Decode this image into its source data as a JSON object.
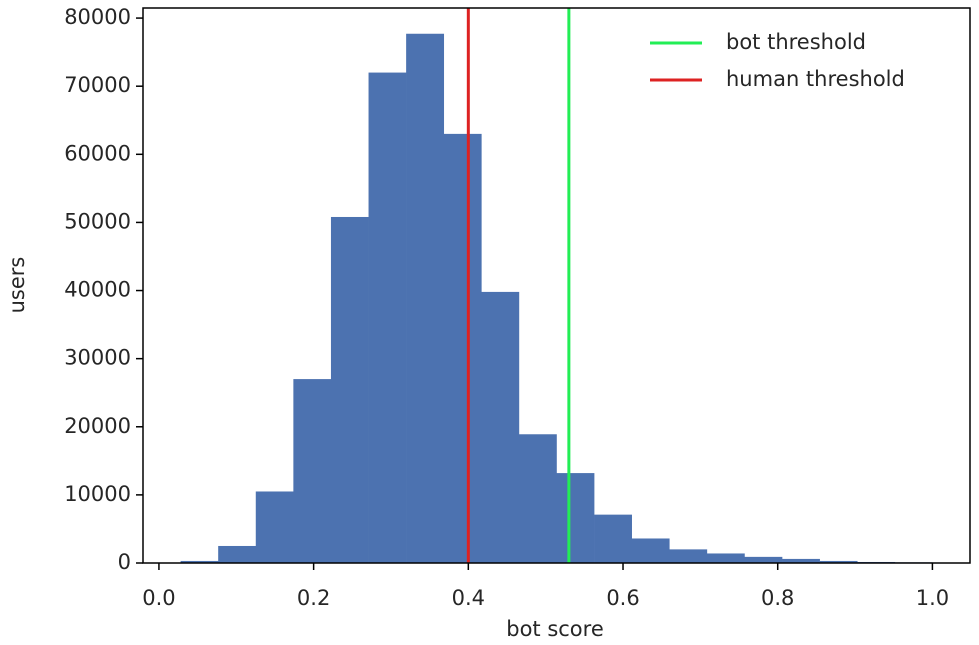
{
  "chart_data": {
    "type": "histogram",
    "xlabel": "bot score",
    "ylabel": "users",
    "bins": [
      0.028,
      0.0766,
      0.1252,
      0.1738,
      0.2224,
      0.271,
      0.3196,
      0.3682,
      0.4168,
      0.4654,
      0.514,
      0.5626,
      0.6112,
      0.6598,
      0.7084,
      0.757,
      0.8056,
      0.8542,
      0.9028,
      0.9514,
      1.0
    ],
    "values": [
      300,
      2500,
      10500,
      27000,
      50800,
      72000,
      77700,
      63000,
      39800,
      18900,
      13200,
      7100,
      3600,
      2000,
      1400,
      900,
      600,
      300,
      150,
      100
    ],
    "color": "#4c72b0",
    "vlines": [
      {
        "name": "bot threshold",
        "color": "#22ee55",
        "x": 0.53
      },
      {
        "name": "human threshold",
        "color": "#dd2222",
        "x": 0.4
      }
    ],
    "legend": "upper right",
    "xlim": [
      -0.0206,
      1.0486
    ],
    "xticks": [
      {
        "value": 0,
        "label": "0.0"
      },
      0.2,
      0.4,
      0.6,
      0.8,
      {
        "value": 1,
        "label": "1.0"
      }
    ],
    "ylim": [
      0,
      81480
    ],
    "yticks": [
      0,
      10000,
      20000,
      30000,
      40000,
      50000,
      60000,
      70000,
      80000
    ]
  }
}
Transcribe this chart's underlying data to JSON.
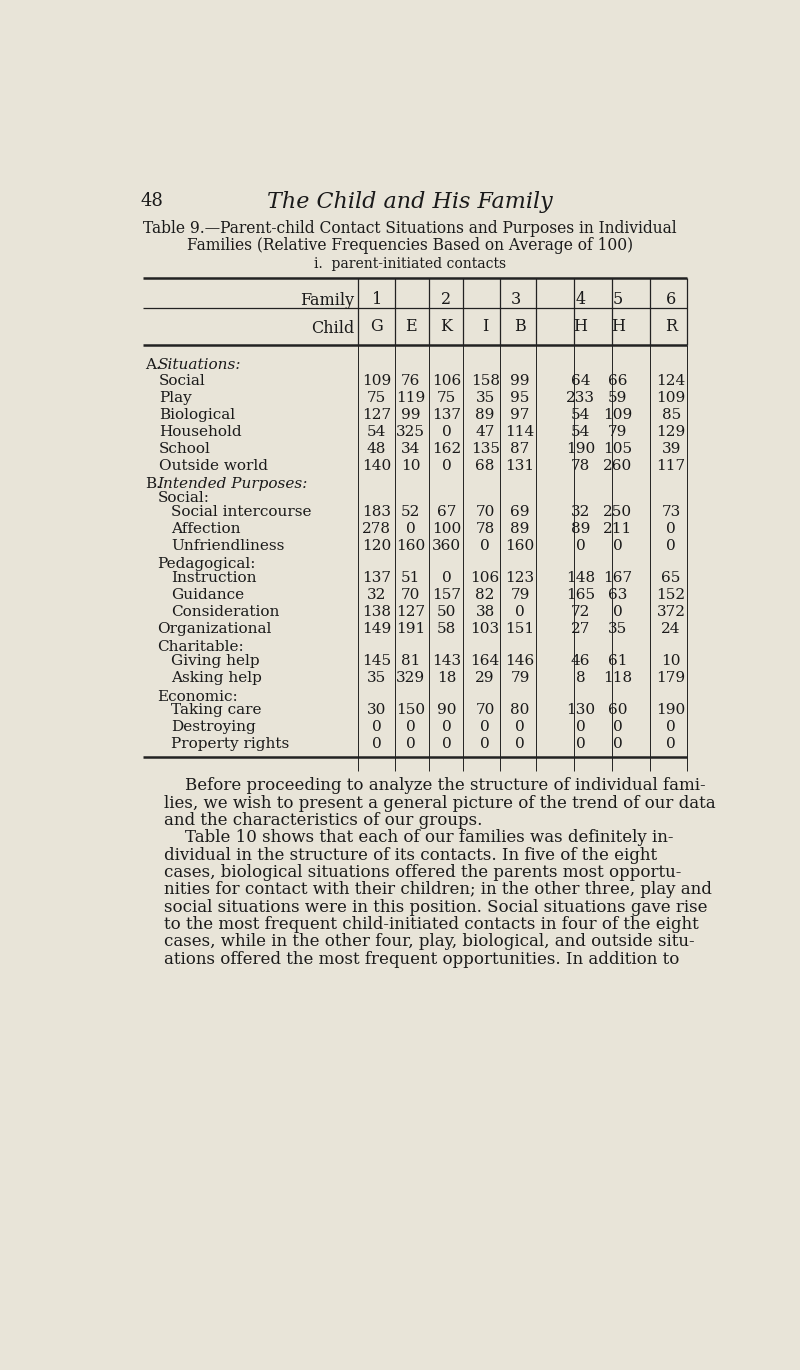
{
  "bg_color": "#e8e4d8",
  "page_number": "48",
  "book_title": "The Child and His Family",
  "table_title_line1": "Table 9.—Parent-child Contact Situations and Purposes in Individual",
  "table_title_line2": "Families (Relative Frequencies Based on Average of 100)",
  "section_label": "i.  parent‐initiated contacts",
  "rows_a": [
    [
      "Social",
      "109",
      "76",
      "106",
      "158",
      "99",
      "64",
      "66",
      "124"
    ],
    [
      "Play",
      "75",
      "119",
      "75",
      "35",
      "95",
      "233",
      "59",
      "109"
    ],
    [
      "Biological",
      "127",
      "99",
      "137",
      "89",
      "97",
      "54",
      "109",
      "85"
    ],
    [
      "Household",
      "54",
      "325",
      "0",
      "47",
      "114",
      "54",
      "79",
      "129"
    ],
    [
      "School",
      "48",
      "34",
      "162",
      "135",
      "87",
      "190",
      "105",
      "39"
    ],
    [
      "Outside world",
      "140",
      "10",
      "0",
      "68",
      "131",
      "78",
      "260",
      "117"
    ]
  ],
  "rows_social": [
    [
      "Social intercourse",
      "183",
      "52",
      "67",
      "70",
      "69",
      "32",
      "250",
      "73"
    ],
    [
      "Affection",
      "278",
      "0",
      "100",
      "78",
      "89",
      "89",
      "211",
      "0"
    ],
    [
      "Unfriendliness",
      "120",
      "160",
      "360",
      "0",
      "160",
      "0",
      "0",
      "0"
    ]
  ],
  "rows_pedagogical": [
    [
      "Instruction",
      "137",
      "51",
      "0",
      "106",
      "123",
      "148",
      "167",
      "65"
    ],
    [
      "Guidance",
      "32",
      "70",
      "157",
      "82",
      "79",
      "165",
      "63",
      "152"
    ],
    [
      "Consideration",
      "138",
      "127",
      "50",
      "38",
      "0",
      "72",
      "0",
      "372"
    ]
  ],
  "rows_organizational": [
    [
      "Organizational",
      "149",
      "191",
      "58",
      "103",
      "151",
      "27",
      "35",
      "24"
    ]
  ],
  "rows_charitable": [
    [
      "Giving help",
      "145",
      "81",
      "143",
      "164",
      "146",
      "46",
      "61",
      "10"
    ],
    [
      "Asking help",
      "35",
      "329",
      "18",
      "29",
      "79",
      "8",
      "118",
      "179"
    ]
  ],
  "rows_economic": [
    [
      "Taking care",
      "30",
      "150",
      "90",
      "70",
      "80",
      "130",
      "60",
      "190"
    ],
    [
      "Destroying",
      "0",
      "0",
      "0",
      "0",
      "0",
      "0",
      "0",
      "0"
    ],
    [
      "Property rights",
      "0",
      "0",
      "0",
      "0",
      "0",
      "0",
      "0",
      "0"
    ]
  ],
  "body_lines": [
    "    Before proceeding to analyze the structure of individual fami-",
    "lies, we wish to present a general picture of the trend of our data",
    "and the characteristics of our groups.",
    "    Table 10 shows that each of our families was definitely in-",
    "dividual in the structure of its contacts. In five of the eight",
    "cases, biological situations offered the parents most opportu-",
    "nities for contact with their children; in the other three, play and",
    "social situations were in this position. Social situations gave rise",
    "to the most frequent child-initiated contacts in four of the eight",
    "cases, while in the other four, play, biological, and outside situ-",
    "ations offered the most frequent opportunities. In addition to"
  ]
}
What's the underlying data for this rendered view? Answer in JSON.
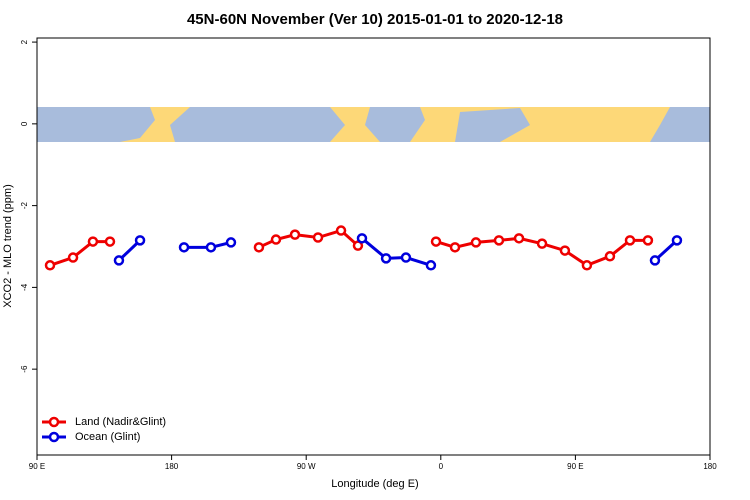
{
  "chart_data": {
    "type": "line",
    "title": "45N-60N November (Ver 10)   2015-01-01 to 2020-12-18",
    "xlabel": "Longitude (deg E)",
    "ylabel": "XCO2 - MLO trend (ppm)",
    "xlim": [
      90,
      540
    ],
    "ylim": [
      -8.1,
      2.1
    ],
    "xticks": [
      {
        "value": 90,
        "label": "90 E"
      },
      180,
      {
        "value": 270,
        "label": "90 W"
      },
      {
        "value": 360,
        "label": "0"
      },
      {
        "value": 450,
        "label": "90 E"
      },
      {
        "value": 540,
        "label": "180"
      }
    ],
    "yticks": [
      2,
      0,
      -2,
      -4,
      -6
    ],
    "legend": "bottom-left",
    "series": [
      {
        "name": "Land (Nadir&Glint)",
        "color": "#ee0000",
        "x": [
          98.7,
          114.1,
          127.4,
          138.8,
          null,
          238.4,
          249.8,
          262.5,
          277.9,
          293.3,
          304.6,
          null,
          356.8,
          369.5,
          383.5,
          398.9,
          412.3,
          427.7,
          443.0,
          457.7,
          473.1,
          486.5,
          498.5
        ],
        "values": [
          -3.46,
          -3.27,
          -2.88,
          -2.88,
          null,
          -3.02,
          -2.83,
          -2.71,
          -2.78,
          -2.61,
          -2.98,
          null,
          -2.88,
          -3.02,
          -2.9,
          -2.85,
          -2.8,
          -2.93,
          -3.1,
          -3.46,
          -3.24,
          -2.85,
          -2.85
        ]
      },
      {
        "name": "Ocean (Glint)",
        "color": "#0000dd",
        "x": [
          144.8,
          158.9,
          null,
          188.3,
          206.3,
          219.7,
          null,
          307.3,
          323.4,
          336.7,
          353.4,
          null,
          503.2,
          517.9
        ],
        "values": [
          -3.34,
          -2.85,
          null,
          -3.02,
          -3.02,
          -2.9,
          null,
          -2.8,
          -3.29,
          -3.27,
          -3.46,
          null,
          -3.34,
          -2.85
        ]
      }
    ]
  }
}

__TASK PROMPT__: Identify each line in the records above containing the word "cases"; copy those lines.

__ANSWER FOR THIS EXERCISE__:
    "cases, biological situations offered the parents most opportu-",
    "cases, while in the other four, play, biological, and outside situ-",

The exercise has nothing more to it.